▶ Material to process:

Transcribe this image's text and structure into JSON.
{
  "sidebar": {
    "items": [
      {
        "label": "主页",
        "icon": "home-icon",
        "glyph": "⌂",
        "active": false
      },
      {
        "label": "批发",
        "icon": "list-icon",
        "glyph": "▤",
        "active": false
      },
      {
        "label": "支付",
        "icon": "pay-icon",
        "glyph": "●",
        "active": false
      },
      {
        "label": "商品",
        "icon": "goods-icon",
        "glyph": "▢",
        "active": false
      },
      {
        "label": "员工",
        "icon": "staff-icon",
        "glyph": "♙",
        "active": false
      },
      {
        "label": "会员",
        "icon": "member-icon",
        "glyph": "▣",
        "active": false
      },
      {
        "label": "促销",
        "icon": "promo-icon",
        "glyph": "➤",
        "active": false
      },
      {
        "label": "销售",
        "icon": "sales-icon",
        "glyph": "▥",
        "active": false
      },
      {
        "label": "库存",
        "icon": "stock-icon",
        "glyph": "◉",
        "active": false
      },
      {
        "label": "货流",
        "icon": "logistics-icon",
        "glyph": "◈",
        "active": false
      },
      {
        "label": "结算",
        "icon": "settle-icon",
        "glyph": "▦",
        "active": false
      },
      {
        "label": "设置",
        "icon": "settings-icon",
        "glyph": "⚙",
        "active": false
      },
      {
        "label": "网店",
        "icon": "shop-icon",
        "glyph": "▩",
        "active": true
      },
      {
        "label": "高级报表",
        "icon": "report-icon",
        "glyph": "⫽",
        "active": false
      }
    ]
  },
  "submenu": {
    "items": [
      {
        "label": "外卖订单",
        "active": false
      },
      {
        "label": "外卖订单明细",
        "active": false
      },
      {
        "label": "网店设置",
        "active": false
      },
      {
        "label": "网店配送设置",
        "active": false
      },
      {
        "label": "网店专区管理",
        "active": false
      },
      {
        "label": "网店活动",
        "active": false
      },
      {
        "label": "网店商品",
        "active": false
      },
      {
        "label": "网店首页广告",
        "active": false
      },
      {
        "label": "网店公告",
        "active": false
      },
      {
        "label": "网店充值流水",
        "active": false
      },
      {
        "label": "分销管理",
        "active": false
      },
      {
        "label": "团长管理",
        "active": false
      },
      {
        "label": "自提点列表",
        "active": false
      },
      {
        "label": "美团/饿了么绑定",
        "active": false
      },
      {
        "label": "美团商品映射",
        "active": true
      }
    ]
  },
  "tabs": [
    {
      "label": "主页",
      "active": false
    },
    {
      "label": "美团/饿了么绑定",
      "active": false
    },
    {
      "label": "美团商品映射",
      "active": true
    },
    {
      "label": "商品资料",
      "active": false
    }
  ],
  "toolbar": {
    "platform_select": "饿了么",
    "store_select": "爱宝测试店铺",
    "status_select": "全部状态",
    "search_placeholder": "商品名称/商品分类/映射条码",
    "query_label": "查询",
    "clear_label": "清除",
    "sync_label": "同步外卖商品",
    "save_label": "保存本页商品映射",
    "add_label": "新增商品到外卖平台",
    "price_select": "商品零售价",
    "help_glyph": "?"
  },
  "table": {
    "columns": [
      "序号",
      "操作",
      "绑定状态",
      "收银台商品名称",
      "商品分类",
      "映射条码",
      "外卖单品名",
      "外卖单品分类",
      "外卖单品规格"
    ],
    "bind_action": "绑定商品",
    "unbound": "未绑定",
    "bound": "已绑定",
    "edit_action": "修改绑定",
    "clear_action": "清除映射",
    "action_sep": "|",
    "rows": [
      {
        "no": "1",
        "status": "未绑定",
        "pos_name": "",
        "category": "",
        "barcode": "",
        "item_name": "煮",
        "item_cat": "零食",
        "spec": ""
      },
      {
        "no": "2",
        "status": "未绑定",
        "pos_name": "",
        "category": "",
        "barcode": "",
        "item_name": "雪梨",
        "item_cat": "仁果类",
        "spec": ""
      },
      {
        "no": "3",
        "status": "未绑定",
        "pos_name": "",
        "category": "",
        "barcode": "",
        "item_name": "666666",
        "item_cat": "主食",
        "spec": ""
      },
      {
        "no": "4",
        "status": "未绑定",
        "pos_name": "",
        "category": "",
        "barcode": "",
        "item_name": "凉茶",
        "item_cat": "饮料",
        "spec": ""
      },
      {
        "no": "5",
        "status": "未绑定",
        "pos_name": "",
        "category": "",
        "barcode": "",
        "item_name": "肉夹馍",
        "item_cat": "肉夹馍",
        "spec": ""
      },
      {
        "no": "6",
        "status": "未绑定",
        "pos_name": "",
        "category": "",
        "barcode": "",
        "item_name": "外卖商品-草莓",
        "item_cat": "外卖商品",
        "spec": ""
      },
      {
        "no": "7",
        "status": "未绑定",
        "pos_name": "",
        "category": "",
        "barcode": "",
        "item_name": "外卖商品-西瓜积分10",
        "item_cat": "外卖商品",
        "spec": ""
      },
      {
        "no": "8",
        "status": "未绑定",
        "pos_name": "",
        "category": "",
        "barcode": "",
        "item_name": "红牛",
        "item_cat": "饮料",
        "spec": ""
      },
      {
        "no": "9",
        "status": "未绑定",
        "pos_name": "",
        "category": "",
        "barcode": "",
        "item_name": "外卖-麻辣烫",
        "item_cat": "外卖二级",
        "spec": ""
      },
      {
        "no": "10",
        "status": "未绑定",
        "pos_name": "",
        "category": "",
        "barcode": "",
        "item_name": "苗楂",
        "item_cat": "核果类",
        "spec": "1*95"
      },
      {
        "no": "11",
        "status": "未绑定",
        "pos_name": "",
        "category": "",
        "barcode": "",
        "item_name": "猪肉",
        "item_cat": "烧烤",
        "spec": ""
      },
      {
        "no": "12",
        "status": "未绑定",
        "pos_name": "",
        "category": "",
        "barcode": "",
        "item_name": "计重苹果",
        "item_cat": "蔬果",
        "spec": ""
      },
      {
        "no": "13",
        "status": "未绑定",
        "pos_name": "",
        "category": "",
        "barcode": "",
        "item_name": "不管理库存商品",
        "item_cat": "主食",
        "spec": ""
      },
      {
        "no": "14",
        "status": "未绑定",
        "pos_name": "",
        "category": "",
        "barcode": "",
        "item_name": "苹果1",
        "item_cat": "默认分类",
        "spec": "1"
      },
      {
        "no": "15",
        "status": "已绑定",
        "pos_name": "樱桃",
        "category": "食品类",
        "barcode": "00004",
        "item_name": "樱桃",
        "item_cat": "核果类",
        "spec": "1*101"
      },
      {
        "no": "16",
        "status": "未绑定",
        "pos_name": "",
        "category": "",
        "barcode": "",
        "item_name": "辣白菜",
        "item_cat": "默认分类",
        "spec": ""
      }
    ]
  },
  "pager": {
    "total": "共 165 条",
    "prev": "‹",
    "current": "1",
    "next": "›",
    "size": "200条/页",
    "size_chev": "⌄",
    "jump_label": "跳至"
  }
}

▶ Given instruction: Please quote every record above exactly as it appears.

▶ Complete answer:
Transcribe this image's text and structure into JSON.
{
  "sidebar": {
    "items": [
      {
        "label": "主页",
        "icon": "home-icon",
        "glyph": "⌂",
        "active": false
      },
      {
        "label": "批发",
        "icon": "list-icon",
        "glyph": "▤",
        "active": false
      },
      {
        "label": "支付",
        "icon": "pay-icon",
        "glyph": "●",
        "active": false
      },
      {
        "label": "商品",
        "icon": "goods-icon",
        "glyph": "▢",
        "active": false
      },
      {
        "label": "员工",
        "icon": "staff-icon",
        "glyph": "♙",
        "active": false
      },
      {
        "label": "会员",
        "icon": "member-icon",
        "glyph": "▣",
        "active": false
      },
      {
        "label": "促销",
        "icon": "promo-icon",
        "glyph": "➤",
        "active": false
      },
      {
        "label": "销售",
        "icon": "sales-icon",
        "glyph": "▥",
        "active": false
      },
      {
        "label": "库存",
        "icon": "stock-icon",
        "glyph": "◉",
        "active": false
      },
      {
        "label": "货流",
        "icon": "logistics-icon",
        "glyph": "◈",
        "active": false
      },
      {
        "label": "结算",
        "icon": "settle-icon",
        "glyph": "▦",
        "active": false
      },
      {
        "label": "设置",
        "icon": "settings-icon",
        "glyph": "⚙",
        "active": false
      },
      {
        "label": "网店",
        "icon": "shop-icon",
        "glyph": "▩",
        "active": true
      },
      {
        "label": "高级报表",
        "icon": "report-icon",
        "glyph": "⫽",
        "active": false
      }
    ]
  },
  "submenu": {
    "items": [
      {
        "label": "外卖订单",
        "active": false
      },
      {
        "label": "外卖订单明细",
        "active": false
      },
      {
        "label": "网店设置",
        "active": false
      },
      {
        "label": "网店配送设置",
        "active": false
      },
      {
        "label": "网店专区管理",
        "active": false
      },
      {
        "label": "网店活动",
        "active": false
      },
      {
        "label": "网店商品",
        "active": false
      },
      {
        "label": "网店首页广告",
        "active": false
      },
      {
        "label": "网店公告",
        "active": false
      },
      {
        "label": "网店充值流水",
        "active": false
      },
      {
        "label": "分销管理",
        "active": false
      },
      {
        "label": "团长管理",
        "active": false
      },
      {
        "label": "自提点列表",
        "active": false
      },
      {
        "label": "美团/饿了么绑定",
        "active": false
      },
      {
        "label": "美团商品映射",
        "active": true
      }
    ]
  },
  "tabs": [
    {
      "label": "主页",
      "active": false
    },
    {
      "label": "美团/饿了么绑定",
      "active": false
    },
    {
      "label": "美团商品映射",
      "active": true
    },
    {
      "label": "商品资料",
      "active": false
    }
  ],
  "toolbar": {
    "platform_select": "饿了么",
    "store_select": "爱宝测试店铺",
    "status_select": "全部状态",
    "search_placeholder": "商品名称/商品分类/映射条码",
    "query_label": "查询",
    "clear_label": "清除",
    "sync_label": "同步外卖商品",
    "save_label": "保存本页商品映射",
    "add_label": "新增商品到外卖平台",
    "price_select": "商品零售价",
    "help_glyph": "?"
  },
  "table": {
    "columns": [
      "序号",
      "操作",
      "绑定状态",
      "收银台商品名称",
      "商品分类",
      "映射条码",
      "外卖单品名",
      "外卖单品分类",
      "外卖单品规格"
    ],
    "bind_action": "绑定商品",
    "unbound": "未绑定",
    "bound": "已绑定",
    "edit_action": "修改绑定",
    "clear_action": "清除映射",
    "action_sep": "|",
    "rows": [
      {
        "no": "1",
        "status": "未绑定",
        "pos_name": "",
        "category": "",
        "barcode": "",
        "item_name": "煮",
        "item_cat": "零食",
        "spec": ""
      },
      {
        "no": "2",
        "status": "未绑定",
        "pos_name": "",
        "category": "",
        "barcode": "",
        "item_name": "雪梨",
        "item_cat": "仁果类",
        "spec": ""
      },
      {
        "no": "3",
        "status": "未绑定",
        "pos_name": "",
        "category": "",
        "barcode": "",
        "item_name": "666666",
        "item_cat": "主食",
        "spec": ""
      },
      {
        "no": "4",
        "status": "未绑定",
        "pos_name": "",
        "category": "",
        "barcode": "",
        "item_name": "凉茶",
        "item_cat": "饮料",
        "spec": ""
      },
      {
        "no": "5",
        "status": "未绑定",
        "pos_name": "",
        "category": "",
        "barcode": "",
        "item_name": "肉夹馍",
        "item_cat": "肉夹馍",
        "spec": ""
      },
      {
        "no": "6",
        "status": "未绑定",
        "pos_name": "",
        "category": "",
        "barcode": "",
        "item_name": "外卖商品-草莓",
        "item_cat": "外卖商品",
        "spec": ""
      },
      {
        "no": "7",
        "status": "未绑定",
        "pos_name": "",
        "category": "",
        "barcode": "",
        "item_name": "外卖商品-西瓜积分10",
        "item_cat": "外卖商品",
        "spec": ""
      },
      {
        "no": "8",
        "status": "未绑定",
        "pos_name": "",
        "category": "",
        "barcode": "",
        "item_name": "红牛",
        "item_cat": "饮料",
        "spec": ""
      },
      {
        "no": "9",
        "status": "未绑定",
        "pos_name": "",
        "category": "",
        "barcode": "",
        "item_name": "外卖-麻辣烫",
        "item_cat": "外卖二级",
        "spec": ""
      },
      {
        "no": "10",
        "status": "未绑定",
        "pos_name": "",
        "category": "",
        "barcode": "",
        "item_name": "苗楂",
        "item_cat": "核果类",
        "spec": "1*95"
      },
      {
        "no": "11",
        "status": "未绑定",
        "pos_name": "",
        "category": "",
        "barcode": "",
        "item_name": "猪肉",
        "item_cat": "烧烤",
        "spec": ""
      },
      {
        "no": "12",
        "status": "未绑定",
        "pos_name": "",
        "category": "",
        "barcode": "",
        "item_name": "计重苹果",
        "item_cat": "蔬果",
        "spec": ""
      },
      {
        "no": "13",
        "status": "未绑定",
        "pos_name": "",
        "category": "",
        "barcode": "",
        "item_name": "不管理库存商品",
        "item_cat": "主食",
        "spec": ""
      },
      {
        "no": "14",
        "status": "未绑定",
        "pos_name": "",
        "category": "",
        "barcode": "",
        "item_name": "苹果1",
        "item_cat": "默认分类",
        "spec": "1"
      },
      {
        "no": "15",
        "status": "已绑定",
        "pos_name": "樱桃",
        "category": "食品类",
        "barcode": "00004",
        "item_name": "樱桃",
        "item_cat": "核果类",
        "spec": "1*101"
      },
      {
        "no": "16",
        "status": "未绑定",
        "pos_name": "",
        "category": "",
        "barcode": "",
        "item_name": "辣白菜",
        "item_cat": "默认分类",
        "spec": ""
      }
    ]
  },
  "pager": {
    "total": "共 165 条",
    "prev": "‹",
    "current": "1",
    "next": "›",
    "size": "200条/页",
    "size_chev": "⌄",
    "jump_label": "跳至"
  }
}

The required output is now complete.